Short problem: Out of the lines below, please list those that hold the string "JSON".
-- START OF Raw data --
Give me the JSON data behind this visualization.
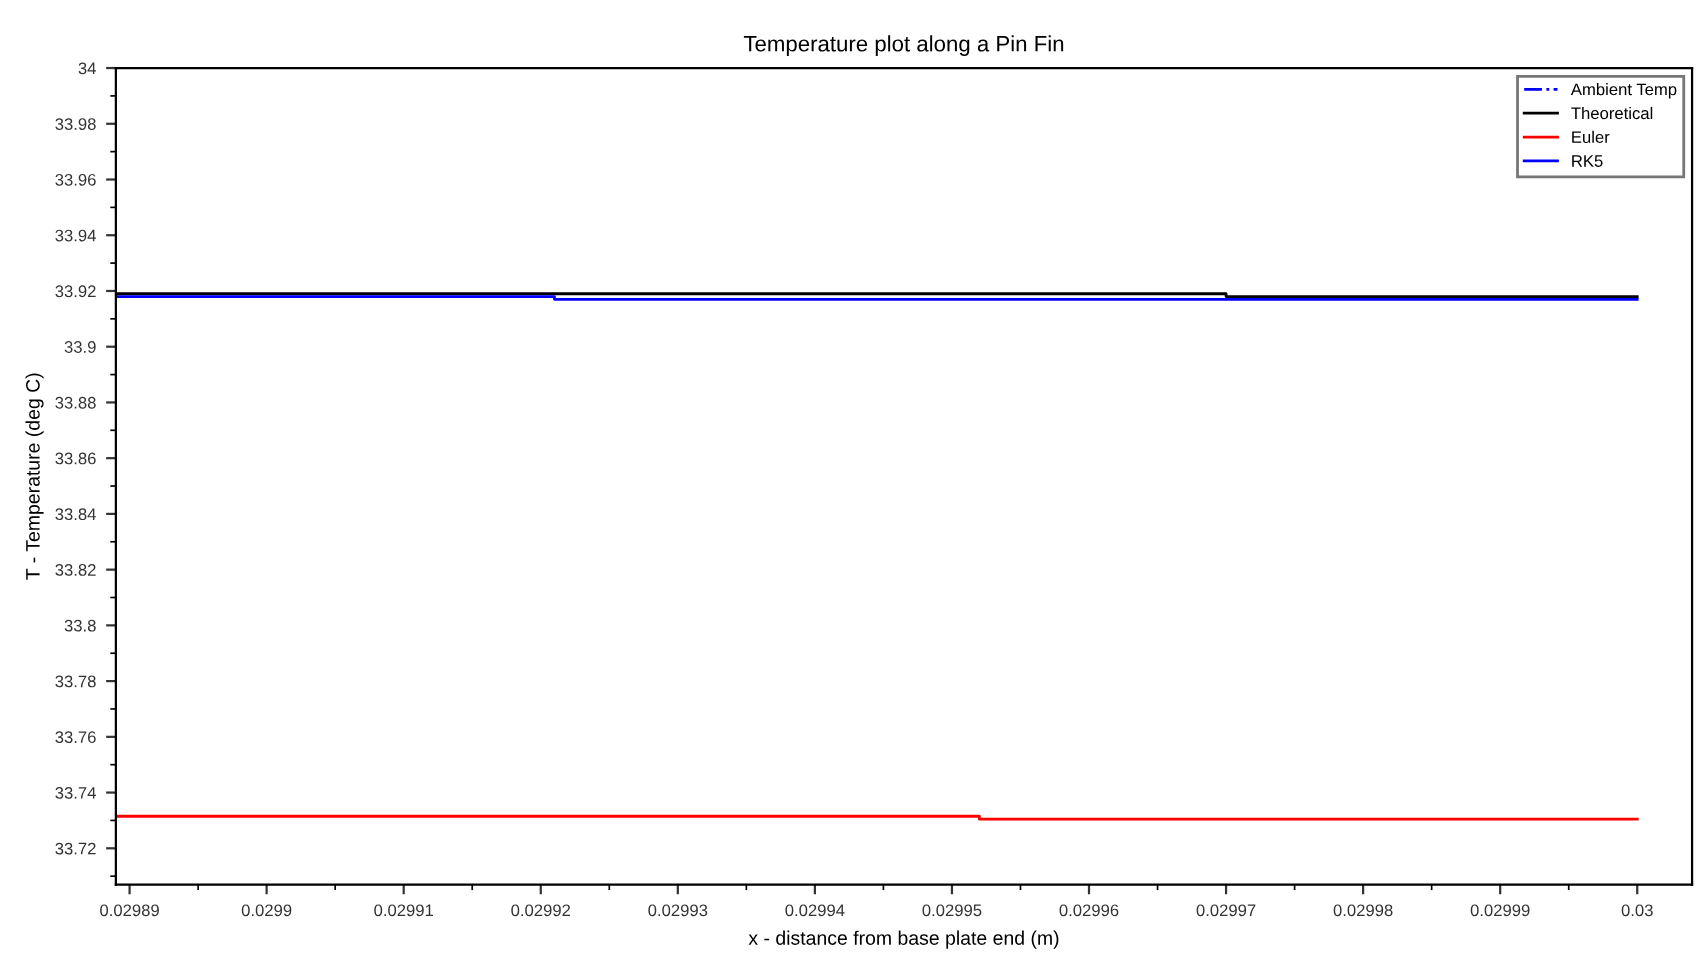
{
  "chart_data": {
    "type": "step",
    "title": "Temperature plot along a Pin Fin",
    "xlabel": "x - distance from base plate end (m)",
    "ylabel": "T - Temperature (deg C)",
    "xlim": [
      0.029889,
      0.030004
    ],
    "ylim": [
      33.707,
      34.0
    ],
    "xticks": [
      0.02989,
      0.0299,
      0.02991,
      0.02992,
      0.02993,
      0.02994,
      0.02995,
      0.02996,
      0.02997,
      0.02998,
      0.02999,
      0.03
    ],
    "yticks": [
      33.72,
      33.74,
      33.76,
      33.78,
      33.8,
      33.82,
      33.84,
      33.86,
      33.88,
      33.9,
      33.92,
      33.94,
      33.96,
      33.98,
      34
    ],
    "grid": false,
    "legend": "top right",
    "series": [
      {
        "name": "Ambient Temp",
        "color": "#0000ff",
        "line_style": "dashdot"
      },
      {
        "name": "Theoretical",
        "color": "#000000",
        "x": [
          0.029889,
          0.02997,
          0.03
        ],
        "values": [
          33.919,
          33.918,
          33.918
        ]
      },
      {
        "name": "Euler",
        "color": "#ff0000",
        "x": [
          0.029889,
          0.029952,
          0.03
        ],
        "values": [
          33.7315,
          33.7305,
          33.7305
        ]
      },
      {
        "name": "RK5",
        "color": "#0000ff",
        "x": [
          0.029889,
          0.029921,
          0.03
        ],
        "values": [
          33.918,
          33.917,
          33.917
        ]
      }
    ]
  }
}
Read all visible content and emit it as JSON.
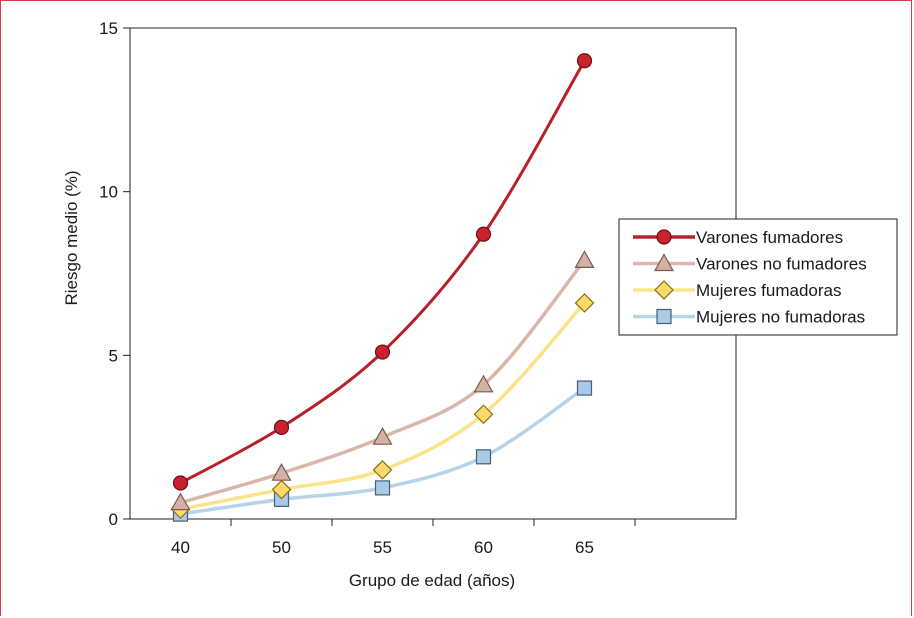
{
  "chart_data": {
    "type": "line",
    "title": "",
    "xlabel": "Grupo de edad (años)",
    "ylabel": "Riesgo medio (%)",
    "categories": [
      "40",
      "50",
      "55",
      "60",
      "65"
    ],
    "ylim": [
      0,
      15
    ],
    "yticks": [
      0,
      5,
      10,
      15
    ],
    "grid": false,
    "legend_position": "right",
    "series": [
      {
        "name": "Varones fumadores",
        "marker": "circle",
        "line_color": "#b8202a",
        "marker_fill": "#c8222e",
        "marker_stroke": "#6a1015",
        "values": [
          1.1,
          2.8,
          5.1,
          8.7,
          14.0
        ]
      },
      {
        "name": "Varones no fumadores",
        "marker": "triangle",
        "line_color": "#d9b8ab",
        "marker_fill": "#d5b1a4",
        "marker_stroke": "#7a5a4e",
        "values": [
          0.5,
          1.4,
          2.5,
          4.1,
          7.9
        ]
      },
      {
        "name": "Mujeres fumadoras",
        "marker": "diamond",
        "line_color": "#fbe38a",
        "marker_fill": "#fadb6a",
        "marker_stroke": "#8a6d17",
        "values": [
          0.3,
          0.9,
          1.5,
          3.2,
          6.6
        ]
      },
      {
        "name": "Mujeres no fumadoras",
        "marker": "square",
        "line_color": "#b7d3ea",
        "marker_fill": "#a9cae6",
        "marker_stroke": "#44607a",
        "values": [
          0.15,
          0.6,
          0.95,
          1.9,
          4.0
        ]
      }
    ]
  }
}
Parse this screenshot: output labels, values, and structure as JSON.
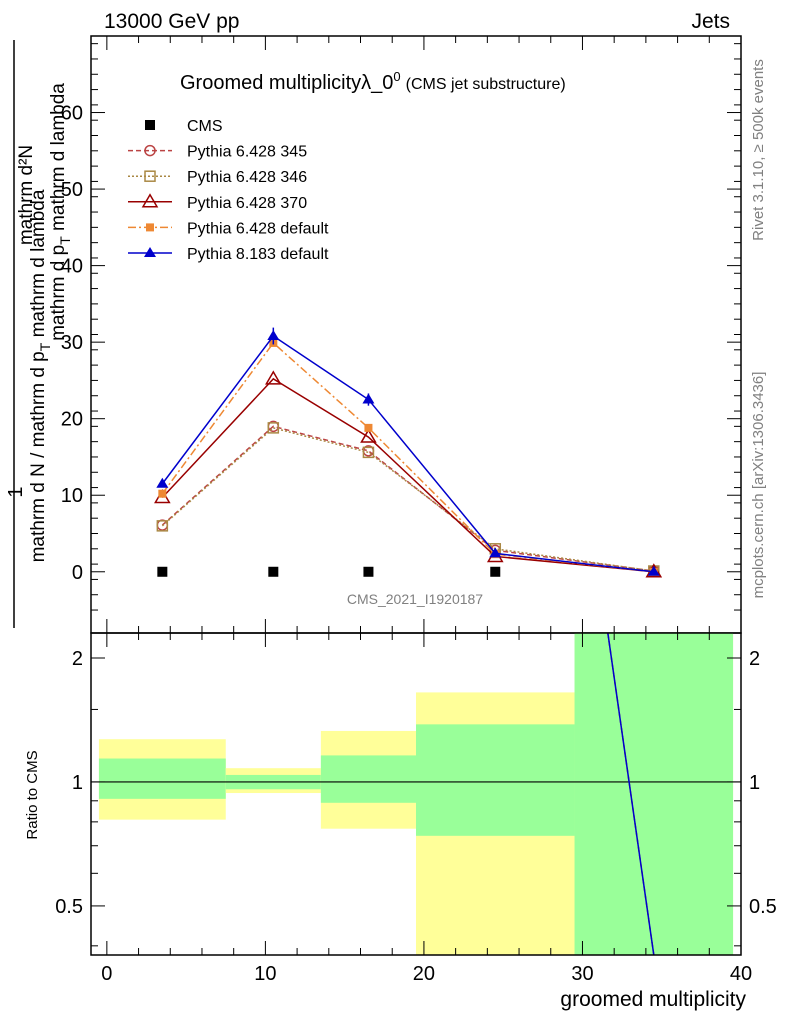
{
  "header": {
    "left": "13000 GeV pp",
    "right": "Jets"
  },
  "side": {
    "rivet": "Rivet 3.1.10, ≥ 500k events",
    "mcplots": "mcplots.cern.ch [arXiv:1306.3436]"
  },
  "watermark": "CMS_2021_I1920187",
  "colors": {
    "band_inner": "#99ff99",
    "band_outer": "#ffff99",
    "cms": "#000000",
    "py345": "#bb4444",
    "py346": "#aa8844",
    "py370": "#990000",
    "py6def": "#ee8833",
    "py8def": "#0000cc"
  },
  "chart_data": [
    {
      "type": "line",
      "title": "Groomed multiplicity",
      "title_symbol": "λ_0",
      "title_superscript": "0",
      "title_note": "(CMS jet substructure)",
      "ylabel_top": "mathrm d²N",
      "ylabel_main": "mathrm d N / mathrm d p_T mathrm d lambda",
      "ylabel_line1": "mathrm d p",
      "ylabel_line1_sub": "T",
      "ylabel_line1_rest": " mathrm d lambda",
      "ylabel_numerator": "1",
      "ylabel_denominator": "mathrm d N / mathrm d p",
      "ylabel_denominator_sub": "T",
      "ylabel_denominator_rest": " mathrm d lambda",
      "xlim": [
        -1,
        40
      ],
      "ylim": [
        -8,
        70
      ],
      "yticks": [
        0,
        10,
        20,
        30,
        40,
        50,
        60
      ],
      "ytick_labels": [
        "0",
        "10",
        "20",
        "30",
        "40",
        "50",
        "60"
      ],
      "series": [
        {
          "name": "CMS",
          "key": "cms",
          "marker": "square",
          "x": [
            3.5,
            10.5,
            16.5,
            24.5,
            34.5
          ],
          "values": [
            0,
            0,
            0,
            0,
            0
          ]
        },
        {
          "name": "Pythia 6.428 345",
          "key": "py345",
          "marker": "circle-open",
          "dash": "5,3",
          "x": [
            3.5,
            10.5,
            16.5,
            24.5,
            34.5
          ],
          "values": [
            6.1,
            19.0,
            15.8,
            2.8,
            0.1
          ]
        },
        {
          "name": "Pythia 6.428 346",
          "key": "py346",
          "marker": "square-open",
          "dash": "2,2",
          "x": [
            3.5,
            10.5,
            16.5,
            24.5,
            34.5
          ],
          "values": [
            6.0,
            18.8,
            15.6,
            3.0,
            0.1
          ]
        },
        {
          "name": "Pythia 6.428 370",
          "key": "py370",
          "marker": "triangle-open",
          "dash": "",
          "x": [
            3.5,
            10.5,
            16.5,
            24.5,
            34.5
          ],
          "values": [
            9.7,
            25.2,
            17.6,
            2.0,
            0.0
          ]
        },
        {
          "name": "Pythia 6.428 default",
          "key": "py6def",
          "marker": "square-filled",
          "dash": "8,3,2,3",
          "x": [
            3.5,
            10.5,
            16.5,
            24.5,
            34.5
          ],
          "values": [
            10.2,
            29.9,
            18.8,
            2.3,
            0.0
          ]
        },
        {
          "name": "Pythia 8.183 default",
          "key": "py8def",
          "marker": "triangle-filled",
          "dash": "",
          "x": [
            3.5,
            10.5,
            16.5,
            24.5,
            34.5
          ],
          "values": [
            11.5,
            30.8,
            22.5,
            2.4,
            0.0
          ]
        }
      ]
    },
    {
      "type": "area",
      "ylabel": "Ratio to CMS",
      "xlabel": "groomed multiplicity",
      "xlim": [
        -1,
        40
      ],
      "ylim": [
        0.38,
        2.3
      ],
      "yscale": "log",
      "xticks": [
        0,
        10,
        20,
        30,
        40
      ],
      "xtick_labels": [
        "0",
        "10",
        "20",
        "30",
        "40"
      ],
      "yticks": [
        0.5,
        1,
        2
      ],
      "ytick_labels": [
        "0.5",
        "1",
        "2"
      ],
      "ytick_labels_right": [
        "0.5",
        "1",
        "2"
      ],
      "bands": [
        {
          "x_range": [
            -0.5,
            7.5
          ],
          "inner": [
            0.91,
            1.14
          ],
          "outer": [
            0.81,
            1.27
          ]
        },
        {
          "x_range": [
            7.5,
            13.5
          ],
          "inner": [
            0.96,
            1.04
          ],
          "outer": [
            0.94,
            1.08
          ]
        },
        {
          "x_range": [
            13.5,
            19.5
          ],
          "inner": [
            0.89,
            1.16
          ],
          "outer": [
            0.77,
            1.33
          ]
        },
        {
          "x_range": [
            19.5,
            29.5
          ],
          "inner": [
            0.74,
            1.38
          ],
          "outer": [
            0.38,
            1.65
          ]
        },
        {
          "x_range": [
            29.5,
            39.5
          ],
          "inner": [
            0.38,
            2.3
          ],
          "outer": [
            0.38,
            2.3
          ]
        }
      ],
      "reference_line": 1,
      "mc_line": {
        "x": [
          31.6,
          34.5
        ],
        "values": [
          2.3,
          0.38
        ]
      }
    }
  ]
}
-- END OF Raw data --
Written answer:
Give me the JSON data behind this visualization.
Read all visible content and emit it as JSON.
Parse this screenshot: output labels, values, and structure as JSON.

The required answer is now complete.